**THE DATA:**
>>>>>
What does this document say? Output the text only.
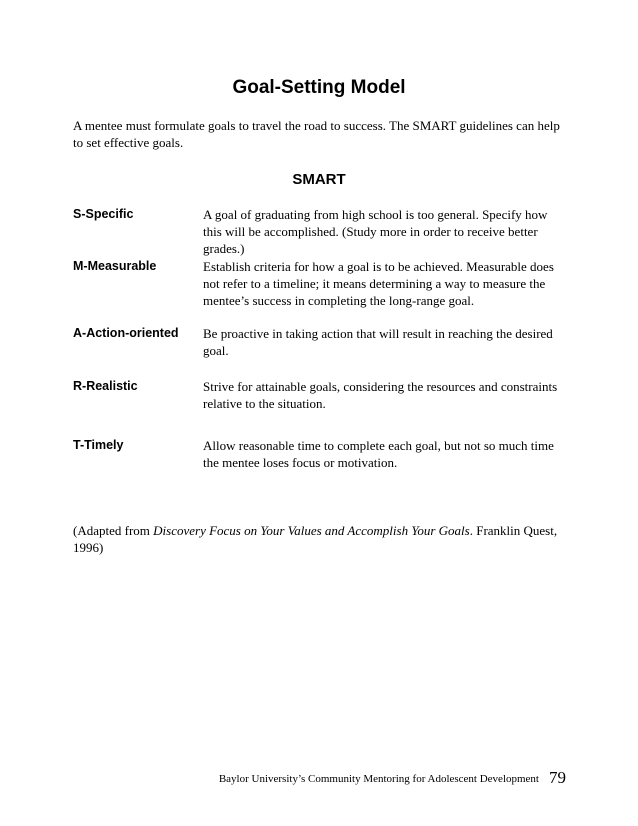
Goal-Setting Model
A mentee must formulate goals to travel the road to success. The SMART guidelines can help to set effective goals.
SMART
S-Specific	A goal of graduating from high school is too general. Specify how this will be accomplished. (Study more in order to receive better grades.)
M-Measurable	Establish criteria for how a goal is to be achieved. Measurable does not refer to a timeline; it means determining a way to measure the mentee’s success in completing the long-range goal.
A-Action-oriented	Be proactive in taking action that will result in reaching the desired goal.
R-Realistic	Strive for attainable goals, considering the resources and constraints relative to the situation.
T-Timely	Allow reasonable time to complete each goal, but not so much time the mentee loses focus or motivation.
(Adapted from Discovery Focus on Your Values and Accomplish Your Goals. Franklin Quest, 1996)
Baylor University’s Community Mentoring for Adolescent Development 79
<<<<<
**INSTRUCTIONS TO FOLLOW:** Every entry above should be duplicated exactly. Do not include the images.

**SOLUTION TO THIS TASK:**
What does this document say? Output the text only.
Goal-Setting Model
A mentee must formulate goals to travel the road to success. The SMART guidelines can help to set effective goals.
SMART
S-Specific	A goal of graduating from high school is too general. Specify how this will be accomplished. (Study more in order to receive better grades.)
M-Measurable	Establish criteria for how a goal is to be achieved. Measurable does not refer to a timeline; it means determining a way to measure the mentee’s success in completing the long-range goal.
A-Action-oriented	Be proactive in taking action that will result in reaching the desired goal.
R-Realistic	Strive for attainable goals, considering the resources and constraints relative to the situation.
T-Timely	Allow reasonable time to complete each goal, but not so much time the mentee loses focus or motivation.
(Adapted from Discovery Focus on Your Values and Accomplish Your Goals. Franklin Quest, 1996)
Baylor University’s Community Mentoring for Adolescent Development 79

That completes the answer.